WHAT YOU HAVE TO DO: Copy out each line of the material below with no changes.

(Data entries for graphics)
####################
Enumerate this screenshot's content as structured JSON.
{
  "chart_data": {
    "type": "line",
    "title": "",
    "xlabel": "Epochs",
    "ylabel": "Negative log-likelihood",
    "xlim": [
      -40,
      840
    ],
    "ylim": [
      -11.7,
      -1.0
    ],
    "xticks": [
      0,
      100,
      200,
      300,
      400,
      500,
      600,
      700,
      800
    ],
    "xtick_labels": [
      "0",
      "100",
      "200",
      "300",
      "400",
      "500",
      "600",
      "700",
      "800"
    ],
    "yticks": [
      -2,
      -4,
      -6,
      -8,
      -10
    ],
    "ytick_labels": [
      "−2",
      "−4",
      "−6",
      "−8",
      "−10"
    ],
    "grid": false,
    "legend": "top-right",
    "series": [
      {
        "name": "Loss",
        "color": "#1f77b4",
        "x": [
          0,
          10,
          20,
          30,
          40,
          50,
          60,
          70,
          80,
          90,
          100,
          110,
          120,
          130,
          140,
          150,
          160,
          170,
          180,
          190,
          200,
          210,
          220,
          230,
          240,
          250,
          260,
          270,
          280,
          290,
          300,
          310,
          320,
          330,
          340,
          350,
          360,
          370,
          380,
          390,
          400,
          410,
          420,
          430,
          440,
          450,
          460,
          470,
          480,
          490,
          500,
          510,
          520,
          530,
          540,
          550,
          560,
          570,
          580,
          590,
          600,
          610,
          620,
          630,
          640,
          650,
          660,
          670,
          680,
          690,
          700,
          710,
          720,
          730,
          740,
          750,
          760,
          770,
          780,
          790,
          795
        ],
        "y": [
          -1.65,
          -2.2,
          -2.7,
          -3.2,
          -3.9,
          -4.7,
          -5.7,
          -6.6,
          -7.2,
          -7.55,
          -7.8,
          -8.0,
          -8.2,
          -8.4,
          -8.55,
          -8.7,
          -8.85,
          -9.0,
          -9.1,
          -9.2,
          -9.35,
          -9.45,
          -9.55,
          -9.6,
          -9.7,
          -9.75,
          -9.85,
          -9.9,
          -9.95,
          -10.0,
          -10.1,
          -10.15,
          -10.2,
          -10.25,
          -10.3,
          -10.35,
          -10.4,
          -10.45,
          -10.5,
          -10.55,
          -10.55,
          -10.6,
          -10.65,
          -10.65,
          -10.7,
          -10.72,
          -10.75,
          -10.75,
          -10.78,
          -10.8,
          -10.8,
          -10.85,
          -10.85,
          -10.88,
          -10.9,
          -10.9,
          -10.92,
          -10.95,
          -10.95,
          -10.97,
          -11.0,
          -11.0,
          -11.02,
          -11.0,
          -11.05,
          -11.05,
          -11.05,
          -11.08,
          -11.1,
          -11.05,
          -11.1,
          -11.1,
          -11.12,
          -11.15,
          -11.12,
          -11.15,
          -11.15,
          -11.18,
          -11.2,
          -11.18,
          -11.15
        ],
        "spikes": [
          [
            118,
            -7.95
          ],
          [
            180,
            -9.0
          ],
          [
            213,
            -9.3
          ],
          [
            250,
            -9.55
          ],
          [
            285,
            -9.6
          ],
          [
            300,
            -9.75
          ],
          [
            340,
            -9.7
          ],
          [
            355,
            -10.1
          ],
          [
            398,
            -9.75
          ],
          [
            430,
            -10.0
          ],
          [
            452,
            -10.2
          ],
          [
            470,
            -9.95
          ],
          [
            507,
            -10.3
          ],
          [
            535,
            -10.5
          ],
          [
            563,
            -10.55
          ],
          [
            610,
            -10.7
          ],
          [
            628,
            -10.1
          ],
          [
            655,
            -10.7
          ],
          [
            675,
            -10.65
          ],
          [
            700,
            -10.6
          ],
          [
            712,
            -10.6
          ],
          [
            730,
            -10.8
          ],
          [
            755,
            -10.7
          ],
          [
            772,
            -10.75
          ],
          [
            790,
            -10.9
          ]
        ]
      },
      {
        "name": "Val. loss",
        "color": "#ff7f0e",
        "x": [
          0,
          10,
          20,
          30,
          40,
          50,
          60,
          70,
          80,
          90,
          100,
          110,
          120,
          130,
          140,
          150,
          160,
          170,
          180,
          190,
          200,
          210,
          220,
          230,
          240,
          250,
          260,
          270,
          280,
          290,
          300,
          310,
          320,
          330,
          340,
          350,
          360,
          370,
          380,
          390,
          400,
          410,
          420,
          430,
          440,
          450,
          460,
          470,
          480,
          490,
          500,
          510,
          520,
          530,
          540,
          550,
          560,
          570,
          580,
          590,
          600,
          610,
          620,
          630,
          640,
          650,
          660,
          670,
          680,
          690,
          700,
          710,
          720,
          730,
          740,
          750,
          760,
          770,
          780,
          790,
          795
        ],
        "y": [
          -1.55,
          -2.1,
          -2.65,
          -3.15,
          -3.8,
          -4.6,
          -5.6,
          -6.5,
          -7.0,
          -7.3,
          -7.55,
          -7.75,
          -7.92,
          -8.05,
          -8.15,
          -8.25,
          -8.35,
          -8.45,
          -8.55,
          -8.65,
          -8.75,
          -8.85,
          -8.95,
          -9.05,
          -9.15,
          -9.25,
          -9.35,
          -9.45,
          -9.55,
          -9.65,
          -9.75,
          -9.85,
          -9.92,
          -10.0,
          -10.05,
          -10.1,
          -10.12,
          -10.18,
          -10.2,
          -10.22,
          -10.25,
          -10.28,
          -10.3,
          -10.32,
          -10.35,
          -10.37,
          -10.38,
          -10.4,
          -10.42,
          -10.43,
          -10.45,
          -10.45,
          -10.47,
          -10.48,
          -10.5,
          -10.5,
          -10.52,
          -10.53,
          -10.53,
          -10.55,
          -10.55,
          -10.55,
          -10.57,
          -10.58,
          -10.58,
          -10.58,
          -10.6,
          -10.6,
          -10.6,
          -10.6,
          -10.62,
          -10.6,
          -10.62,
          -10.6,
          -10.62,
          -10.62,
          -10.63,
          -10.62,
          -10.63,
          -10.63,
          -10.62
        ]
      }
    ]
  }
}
####################
TASK ANSWER:
Enumerate this screenshot's content as structured JSON.
{
  "chart_data": {
    "type": "line",
    "title": "",
    "xlabel": "Epochs",
    "ylabel": "Negative log-likelihood",
    "xlim": [
      -40,
      840
    ],
    "ylim": [
      -11.7,
      -1.0
    ],
    "xticks": [
      0,
      100,
      200,
      300,
      400,
      500,
      600,
      700,
      800
    ],
    "xtick_labels": [
      "0",
      "100",
      "200",
      "300",
      "400",
      "500",
      "600",
      "700",
      "800"
    ],
    "yticks": [
      -2,
      -4,
      -6,
      -8,
      -10
    ],
    "ytick_labels": [
      "−2",
      "−4",
      "−6",
      "−8",
      "−10"
    ],
    "grid": false,
    "legend": "top-right",
    "series": [
      {
        "name": "Loss",
        "color": "#1f77b4",
        "x": [
          0,
          10,
          20,
          30,
          40,
          50,
          60,
          70,
          80,
          90,
          100,
          110,
          120,
          130,
          140,
          150,
          160,
          170,
          180,
          190,
          200,
          210,
          220,
          230,
          240,
          250,
          260,
          270,
          280,
          290,
          300,
          310,
          320,
          330,
          340,
          350,
          360,
          370,
          380,
          390,
          400,
          410,
          420,
          430,
          440,
          450,
          460,
          470,
          480,
          490,
          500,
          510,
          520,
          530,
          540,
          550,
          560,
          570,
          580,
          590,
          600,
          610,
          620,
          630,
          640,
          650,
          660,
          670,
          680,
          690,
          700,
          710,
          720,
          730,
          740,
          750,
          760,
          770,
          780,
          790,
          795
        ],
        "y": [
          -1.65,
          -2.2,
          -2.7,
          -3.2,
          -3.9,
          -4.7,
          -5.7,
          -6.6,
          -7.2,
          -7.55,
          -7.8,
          -8.0,
          -8.2,
          -8.4,
          -8.55,
          -8.7,
          -8.85,
          -9.0,
          -9.1,
          -9.2,
          -9.35,
          -9.45,
          -9.55,
          -9.6,
          -9.7,
          -9.75,
          -9.85,
          -9.9,
          -9.95,
          -10.0,
          -10.1,
          -10.15,
          -10.2,
          -10.25,
          -10.3,
          -10.35,
          -10.4,
          -10.45,
          -10.5,
          -10.55,
          -10.55,
          -10.6,
          -10.65,
          -10.65,
          -10.7,
          -10.72,
          -10.75,
          -10.75,
          -10.78,
          -10.8,
          -10.8,
          -10.85,
          -10.85,
          -10.88,
          -10.9,
          -10.9,
          -10.92,
          -10.95,
          -10.95,
          -10.97,
          -11.0,
          -11.0,
          -11.02,
          -11.0,
          -11.05,
          -11.05,
          -11.05,
          -11.08,
          -11.1,
          -11.05,
          -11.1,
          -11.1,
          -11.12,
          -11.15,
          -11.12,
          -11.15,
          -11.15,
          -11.18,
          -11.2,
          -11.18,
          -11.15
        ],
        "spikes": [
          [
            118,
            -7.95
          ],
          [
            180,
            -9.0
          ],
          [
            213,
            -9.3
          ],
          [
            250,
            -9.55
          ],
          [
            285,
            -9.6
          ],
          [
            300,
            -9.75
          ],
          [
            340,
            -9.7
          ],
          [
            355,
            -10.1
          ],
          [
            398,
            -9.75
          ],
          [
            430,
            -10.0
          ],
          [
            452,
            -10.2
          ],
          [
            470,
            -9.95
          ],
          [
            507,
            -10.3
          ],
          [
            535,
            -10.5
          ],
          [
            563,
            -10.55
          ],
          [
            610,
            -10.7
          ],
          [
            628,
            -10.1
          ],
          [
            655,
            -10.7
          ],
          [
            675,
            -10.65
          ],
          [
            700,
            -10.6
          ],
          [
            712,
            -10.6
          ],
          [
            730,
            -10.8
          ],
          [
            755,
            -10.7
          ],
          [
            772,
            -10.75
          ],
          [
            790,
            -10.9
          ]
        ]
      },
      {
        "name": "Val. loss",
        "color": "#ff7f0e",
        "x": [
          0,
          10,
          20,
          30,
          40,
          50,
          60,
          70,
          80,
          90,
          100,
          110,
          120,
          130,
          140,
          150,
          160,
          170,
          180,
          190,
          200,
          210,
          220,
          230,
          240,
          250,
          260,
          270,
          280,
          290,
          300,
          310,
          320,
          330,
          340,
          350,
          360,
          370,
          380,
          390,
          400,
          410,
          420,
          430,
          440,
          450,
          460,
          470,
          480,
          490,
          500,
          510,
          520,
          530,
          540,
          550,
          560,
          570,
          580,
          590,
          600,
          610,
          620,
          630,
          640,
          650,
          660,
          670,
          680,
          690,
          700,
          710,
          720,
          730,
          740,
          750,
          760,
          770,
          780,
          790,
          795
        ],
        "y": [
          -1.55,
          -2.1,
          -2.65,
          -3.15,
          -3.8,
          -4.6,
          -5.6,
          -6.5,
          -7.0,
          -7.3,
          -7.55,
          -7.75,
          -7.92,
          -8.05,
          -8.15,
          -8.25,
          -8.35,
          -8.45,
          -8.55,
          -8.65,
          -8.75,
          -8.85,
          -8.95,
          -9.05,
          -9.15,
          -9.25,
          -9.35,
          -9.45,
          -9.55,
          -9.65,
          -9.75,
          -9.85,
          -9.92,
          -10.0,
          -10.05,
          -10.1,
          -10.12,
          -10.18,
          -10.2,
          -10.22,
          -10.25,
          -10.28,
          -10.3,
          -10.32,
          -10.35,
          -10.37,
          -10.38,
          -10.4,
          -10.42,
          -10.43,
          -10.45,
          -10.45,
          -10.47,
          -10.48,
          -10.5,
          -10.5,
          -10.52,
          -10.53,
          -10.53,
          -10.55,
          -10.55,
          -10.55,
          -10.57,
          -10.58,
          -10.58,
          -10.58,
          -10.6,
          -10.6,
          -10.6,
          -10.6,
          -10.62,
          -10.6,
          -10.62,
          -10.6,
          -10.62,
          -10.62,
          -10.63,
          -10.62,
          -10.63,
          -10.63,
          -10.62
        ]
      }
    ]
  }
}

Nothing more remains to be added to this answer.